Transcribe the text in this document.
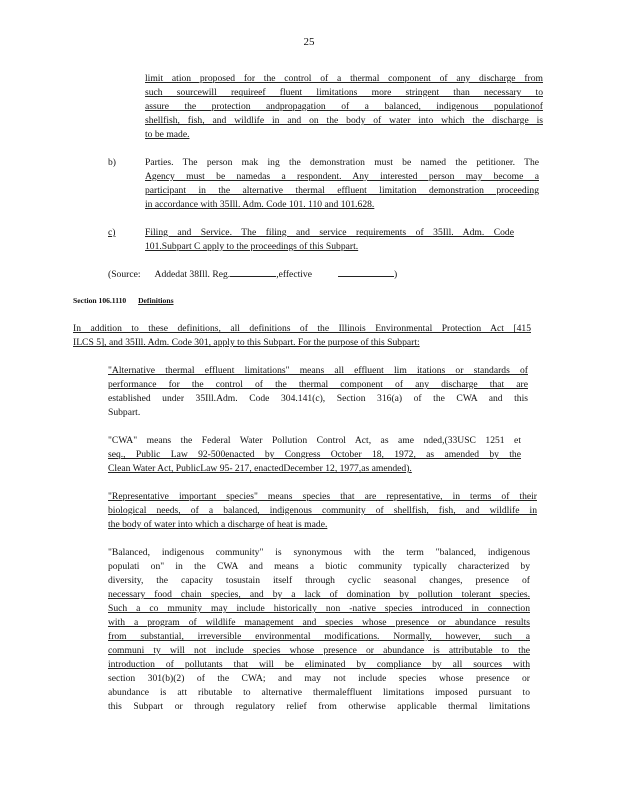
25
limit ation proposed for the control of a thermal component of any discharge from
such sourcewill requireef fluent limitations more stringent than necessary to
assure the protection andpropagation of a balanced, indigenous populationof
shellfish, fish, and wildlife in and on the body of water into which the discharge is
to be made.
b)	Parties. The person mak ing the demonstration must be named the petitioner. The
Agency must be namedas a respondent. Any interested person may become a
participant in the alternative thermal effluent limitation demonstration proceeding
in accordance with 35Ill. Adm. Code 101. 110 and 101.628.
c)	Filing and Service. The filing and service requirements of 35Ill. Adm. Code
101.Subpart C apply to the proceedings of this Subpart.
(Source: Addedat 38Ill. Reg.	,effective	)
Section 106.1110 Definitions
In addition to these definitions, all definitions of the Illinois Environmental Protection Act [415
ILCS 5], and 35Ill. Adm. Code 301, apply to this Subpart. For the purpose of this Subpart:
"Alternative thermal effluent limitations" means all effluent lim itations or standards of
performance for the control of the thermal component of any discharge that are
established under 35Ill.Adm. Code 304.141(c), Section 316(a) of the CWA and this
Subpart.
"CWA" means the Federal Water Pollution Control Act, as ame nded,(33USC 1251 et
seq., Public Law 92-500enacted by Congress October 18, 1972, as amended by the
Clean Water Act, PublicLaw 95- 217, enactedDecember 12, 1977,as amended).
"Representative important species" means species that are representative, in terms of their
biological needs, of a balanced, indigenous community of shellfish, fish, and wildlife in
the body of water into which a discharge of heat is made.
"Balanced, indigenous community" is synonymous with the term "balanced, indigenous
populati on" in the CWA and means a biotic community typically characterized by
diversity, the capacity tosustain itself through cyclic seasonal changes, presence of
necessary food chain species, and by a lack of domination by pollution tolerant species.
Such a co mmunity may include historically non -native species introduced in connection
with a program of wildlife management and species whose presence or abundance results
from substantial, irreversible environmental modifications. Normally, however, such a
communi ty will not include species whose presence or abundance is attributable to the
introduction of pollutants that will be eliminated by compliance by all sources with
section 301(b)(2) of the CWA; and may not include species whose presence or
abundance is att ributable to alternative thermaleffluent limitations imposed pursuant to
this Subpart or through regulatory relief from otherwise applicable thermal limitations
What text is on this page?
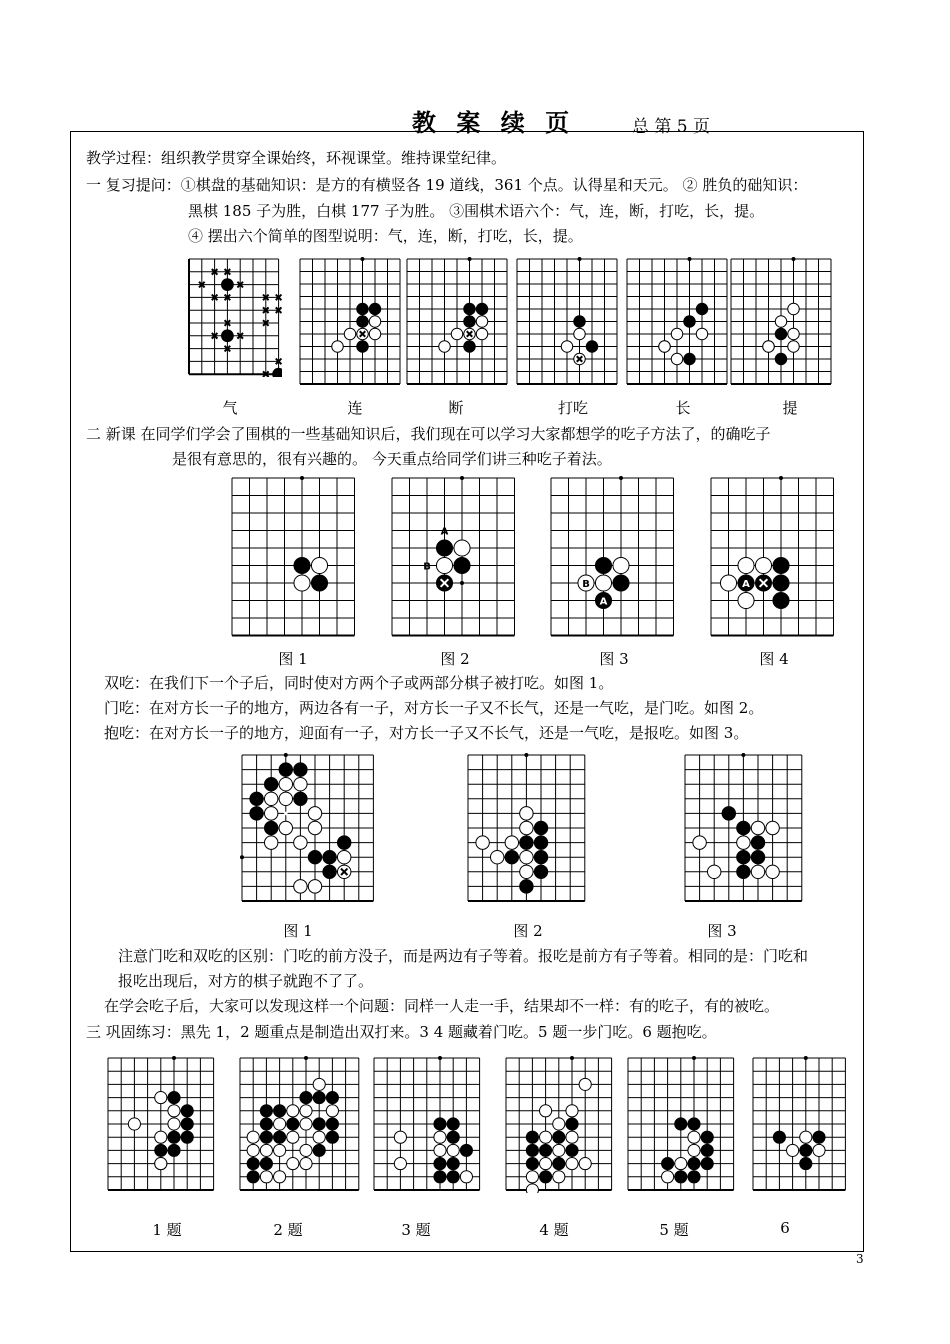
教 案 续 页	总 第 5 页
教学过程：组织教学贯穿全课始终，环视课堂。维持课堂纪律。
一 复习提问：①棋盘的基础知识：是方的有横竖各 19 道线，361 个点。认得星和天元。 ② 胜负的础知识：
黑棋 185 子为胜，白棋 177 子为胜。 ③围棋术语六个：气，连，断，打吃，长，提。
④ 摆出六个简单的图型说明：气，连，断，打吃，长，提。
气	连	断	打吃	长	提
二 新课 在同学们学会了围棋的一些基础知识后，我们现在可以学习大家都想学的吃子方法了，的确吃子
是很有意思的，很有兴趣的。 今天重点给同学们讲三种吃子着法。
A
B
B
A
A
图 1	图 2	图 3	图 4
双吃：在我们下一个子后，同时使对方两个子或两部分棋子被打吃。如图 1。
门吃：在对方长一子的地方，两边各有一子，对方长一子又不长气，还是一气吃，是门吃。如图 2。
抱吃：在对方长一子的地方，迎面有一子，对方长一子又不长气，还是一气吃，是报吃。如图 3。
图 1	图 2	图 3
注意门吃和双吃的区别：门吃的前方没子，而是两边有子等着。报吃是前方有子等着。相同的是：门吃和
报吃出现后，对方的棋子就跑不了了。
在学会吃子后，大家可以发现这样一个问题：同样一人走一手，结果却不一样：有的吃子，有的被吃。
三 巩固练习：黑先 1，2 题重点是制造出双打来。3 4 题藏着门吃。5 题一步门吃。6 题抱吃。
1 题	2 题	3 题	4 题	5 题	6
3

* WHAT IS REQUIRED:
Copy the lines from the entries above in which the word "balanced" appears.

* RESPONSE BELOW:
assure the protection andpropagation of a balanced, indigenous populationof
biological needs, of a balanced, indigenous community of shellfish, fish, and wildlife in
"Balanced, indigenous community" is synonymous with the term "balanced, indigenous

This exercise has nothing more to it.